┌────────

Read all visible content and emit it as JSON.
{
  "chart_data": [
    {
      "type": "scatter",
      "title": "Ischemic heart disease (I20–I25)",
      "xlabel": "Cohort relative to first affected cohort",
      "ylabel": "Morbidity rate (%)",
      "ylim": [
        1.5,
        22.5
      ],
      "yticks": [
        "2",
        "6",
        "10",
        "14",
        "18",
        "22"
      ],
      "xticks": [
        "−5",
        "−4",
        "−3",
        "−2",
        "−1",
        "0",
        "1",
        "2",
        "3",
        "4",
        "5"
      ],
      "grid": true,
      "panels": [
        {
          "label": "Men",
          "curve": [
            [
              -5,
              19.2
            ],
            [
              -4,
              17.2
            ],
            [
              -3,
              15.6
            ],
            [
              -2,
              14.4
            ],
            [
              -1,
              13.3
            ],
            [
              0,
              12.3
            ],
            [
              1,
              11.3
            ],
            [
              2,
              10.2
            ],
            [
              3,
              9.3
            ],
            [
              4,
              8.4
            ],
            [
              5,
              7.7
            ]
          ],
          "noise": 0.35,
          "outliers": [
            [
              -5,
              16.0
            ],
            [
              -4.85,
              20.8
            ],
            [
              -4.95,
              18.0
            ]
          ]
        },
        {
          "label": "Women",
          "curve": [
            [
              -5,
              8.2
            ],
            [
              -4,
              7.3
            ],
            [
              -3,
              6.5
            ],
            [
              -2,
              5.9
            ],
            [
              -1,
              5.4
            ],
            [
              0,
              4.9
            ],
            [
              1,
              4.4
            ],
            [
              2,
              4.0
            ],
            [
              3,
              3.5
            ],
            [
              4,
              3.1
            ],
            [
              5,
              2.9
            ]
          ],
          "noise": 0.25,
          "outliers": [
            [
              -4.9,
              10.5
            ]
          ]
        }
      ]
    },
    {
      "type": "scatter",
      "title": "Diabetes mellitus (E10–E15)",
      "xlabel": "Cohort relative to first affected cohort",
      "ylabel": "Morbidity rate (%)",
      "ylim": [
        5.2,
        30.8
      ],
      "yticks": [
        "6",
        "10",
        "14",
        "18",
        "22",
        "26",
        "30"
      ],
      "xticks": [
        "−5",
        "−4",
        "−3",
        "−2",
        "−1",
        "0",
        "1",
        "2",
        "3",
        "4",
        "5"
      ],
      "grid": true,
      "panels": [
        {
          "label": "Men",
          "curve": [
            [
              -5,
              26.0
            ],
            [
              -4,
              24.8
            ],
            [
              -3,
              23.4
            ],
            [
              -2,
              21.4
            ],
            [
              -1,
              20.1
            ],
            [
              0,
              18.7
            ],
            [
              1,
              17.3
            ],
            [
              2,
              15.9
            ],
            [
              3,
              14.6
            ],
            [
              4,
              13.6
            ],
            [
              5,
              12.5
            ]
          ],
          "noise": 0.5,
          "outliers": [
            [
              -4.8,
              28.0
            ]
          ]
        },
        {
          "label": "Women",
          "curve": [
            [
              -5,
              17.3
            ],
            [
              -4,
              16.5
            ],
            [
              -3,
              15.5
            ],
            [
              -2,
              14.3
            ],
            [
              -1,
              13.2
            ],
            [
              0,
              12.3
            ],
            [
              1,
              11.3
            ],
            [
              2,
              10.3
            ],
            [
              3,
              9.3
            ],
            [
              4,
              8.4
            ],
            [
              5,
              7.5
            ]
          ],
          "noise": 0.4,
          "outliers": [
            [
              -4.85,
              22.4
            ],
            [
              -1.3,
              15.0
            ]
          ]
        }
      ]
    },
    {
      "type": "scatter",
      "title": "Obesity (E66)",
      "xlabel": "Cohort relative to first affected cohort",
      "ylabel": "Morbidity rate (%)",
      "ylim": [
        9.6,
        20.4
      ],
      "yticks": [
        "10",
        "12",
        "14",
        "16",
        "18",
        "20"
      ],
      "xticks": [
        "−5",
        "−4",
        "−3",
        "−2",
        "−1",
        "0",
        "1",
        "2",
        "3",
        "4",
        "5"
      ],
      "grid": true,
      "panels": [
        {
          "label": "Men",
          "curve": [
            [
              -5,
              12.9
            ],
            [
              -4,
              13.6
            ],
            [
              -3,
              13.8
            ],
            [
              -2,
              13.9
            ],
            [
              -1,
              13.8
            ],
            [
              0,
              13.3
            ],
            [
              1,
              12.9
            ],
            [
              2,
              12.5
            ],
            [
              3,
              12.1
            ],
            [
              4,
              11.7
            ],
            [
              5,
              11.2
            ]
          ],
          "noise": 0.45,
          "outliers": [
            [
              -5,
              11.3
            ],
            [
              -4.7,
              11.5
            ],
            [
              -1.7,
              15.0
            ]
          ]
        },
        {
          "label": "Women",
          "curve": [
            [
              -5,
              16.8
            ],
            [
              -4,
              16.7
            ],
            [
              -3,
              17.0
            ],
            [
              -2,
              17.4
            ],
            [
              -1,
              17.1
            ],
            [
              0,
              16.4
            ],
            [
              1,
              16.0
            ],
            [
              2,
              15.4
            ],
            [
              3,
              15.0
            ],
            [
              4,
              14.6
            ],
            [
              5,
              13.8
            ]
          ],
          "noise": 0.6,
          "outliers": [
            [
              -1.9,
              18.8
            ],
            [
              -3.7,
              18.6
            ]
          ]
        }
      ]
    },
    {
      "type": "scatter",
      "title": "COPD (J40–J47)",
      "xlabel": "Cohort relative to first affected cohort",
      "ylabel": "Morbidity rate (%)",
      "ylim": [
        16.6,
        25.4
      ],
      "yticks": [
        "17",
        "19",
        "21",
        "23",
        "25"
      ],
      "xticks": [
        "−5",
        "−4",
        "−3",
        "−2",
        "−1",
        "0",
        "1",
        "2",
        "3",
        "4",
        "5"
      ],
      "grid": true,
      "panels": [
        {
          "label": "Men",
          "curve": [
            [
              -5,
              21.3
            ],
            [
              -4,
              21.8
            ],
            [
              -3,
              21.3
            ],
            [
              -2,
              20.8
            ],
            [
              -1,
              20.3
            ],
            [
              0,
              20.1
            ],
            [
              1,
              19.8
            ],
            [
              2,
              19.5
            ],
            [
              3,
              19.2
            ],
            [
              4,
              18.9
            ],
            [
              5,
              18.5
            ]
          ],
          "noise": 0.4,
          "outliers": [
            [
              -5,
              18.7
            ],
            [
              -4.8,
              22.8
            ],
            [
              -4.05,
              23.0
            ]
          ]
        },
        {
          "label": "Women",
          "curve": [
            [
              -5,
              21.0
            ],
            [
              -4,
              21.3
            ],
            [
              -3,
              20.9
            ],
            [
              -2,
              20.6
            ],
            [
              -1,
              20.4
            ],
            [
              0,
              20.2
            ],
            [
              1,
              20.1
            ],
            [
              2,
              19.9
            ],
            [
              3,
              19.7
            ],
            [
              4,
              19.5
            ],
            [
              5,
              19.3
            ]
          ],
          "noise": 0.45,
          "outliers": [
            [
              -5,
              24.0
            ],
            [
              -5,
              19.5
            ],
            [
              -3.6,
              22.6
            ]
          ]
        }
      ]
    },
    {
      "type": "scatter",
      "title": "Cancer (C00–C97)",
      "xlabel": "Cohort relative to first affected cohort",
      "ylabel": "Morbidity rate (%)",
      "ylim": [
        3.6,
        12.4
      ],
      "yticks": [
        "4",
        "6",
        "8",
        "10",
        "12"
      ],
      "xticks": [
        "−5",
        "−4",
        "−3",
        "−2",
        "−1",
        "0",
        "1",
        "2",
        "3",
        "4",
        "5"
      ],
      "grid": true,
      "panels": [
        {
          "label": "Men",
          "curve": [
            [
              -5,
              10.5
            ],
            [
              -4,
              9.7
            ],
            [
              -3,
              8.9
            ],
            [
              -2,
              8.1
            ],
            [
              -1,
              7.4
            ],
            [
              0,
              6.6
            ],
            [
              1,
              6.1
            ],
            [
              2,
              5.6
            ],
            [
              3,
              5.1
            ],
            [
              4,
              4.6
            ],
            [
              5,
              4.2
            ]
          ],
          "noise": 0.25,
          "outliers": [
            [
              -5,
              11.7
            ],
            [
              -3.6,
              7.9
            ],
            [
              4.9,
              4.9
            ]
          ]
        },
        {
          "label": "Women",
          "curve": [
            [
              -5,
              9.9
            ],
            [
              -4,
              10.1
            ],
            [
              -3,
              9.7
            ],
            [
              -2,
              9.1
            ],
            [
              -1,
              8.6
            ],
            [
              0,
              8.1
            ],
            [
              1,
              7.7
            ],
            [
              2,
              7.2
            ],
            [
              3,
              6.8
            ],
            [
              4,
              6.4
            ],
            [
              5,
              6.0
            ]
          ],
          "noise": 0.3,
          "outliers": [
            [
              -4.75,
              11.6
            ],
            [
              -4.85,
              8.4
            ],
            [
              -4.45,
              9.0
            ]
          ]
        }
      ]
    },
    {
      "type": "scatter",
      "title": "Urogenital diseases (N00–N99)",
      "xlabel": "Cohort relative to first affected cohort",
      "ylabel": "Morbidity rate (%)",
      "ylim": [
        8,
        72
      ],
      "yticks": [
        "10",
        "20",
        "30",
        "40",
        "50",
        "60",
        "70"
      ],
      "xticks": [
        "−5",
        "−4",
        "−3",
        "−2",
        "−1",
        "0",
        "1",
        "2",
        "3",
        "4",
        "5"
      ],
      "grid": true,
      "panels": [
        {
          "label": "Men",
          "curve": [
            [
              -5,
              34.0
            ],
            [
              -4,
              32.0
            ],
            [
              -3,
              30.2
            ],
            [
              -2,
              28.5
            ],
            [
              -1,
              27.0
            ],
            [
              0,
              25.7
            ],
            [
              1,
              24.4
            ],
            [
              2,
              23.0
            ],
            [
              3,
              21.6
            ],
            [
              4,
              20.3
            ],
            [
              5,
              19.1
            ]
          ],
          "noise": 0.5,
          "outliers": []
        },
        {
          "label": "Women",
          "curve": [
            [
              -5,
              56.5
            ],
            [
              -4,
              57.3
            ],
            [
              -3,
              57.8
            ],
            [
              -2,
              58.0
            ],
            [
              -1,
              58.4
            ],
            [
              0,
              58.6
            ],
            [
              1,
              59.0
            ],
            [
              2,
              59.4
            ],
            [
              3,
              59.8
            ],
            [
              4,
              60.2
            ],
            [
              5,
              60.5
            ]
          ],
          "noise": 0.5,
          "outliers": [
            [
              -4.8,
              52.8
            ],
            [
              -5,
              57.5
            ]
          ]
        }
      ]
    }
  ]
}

└────────

• [TASK DIRECTIONS]: Check each line of the records for "title" and copy the ones that contain it.

• [SOLUTION FOR THIS EXERCISE]:
      "title": "Ischemic heart disease (I20–I25)",
      "title": "Diabetes mellitus (E10–E15)",
      "title": "Obesity (E66)",
      "title": "COPD (J40–J47)",
      "title": "Cancer (C00–C97)",
      "title": "Urogenital diseases (N00–N99)",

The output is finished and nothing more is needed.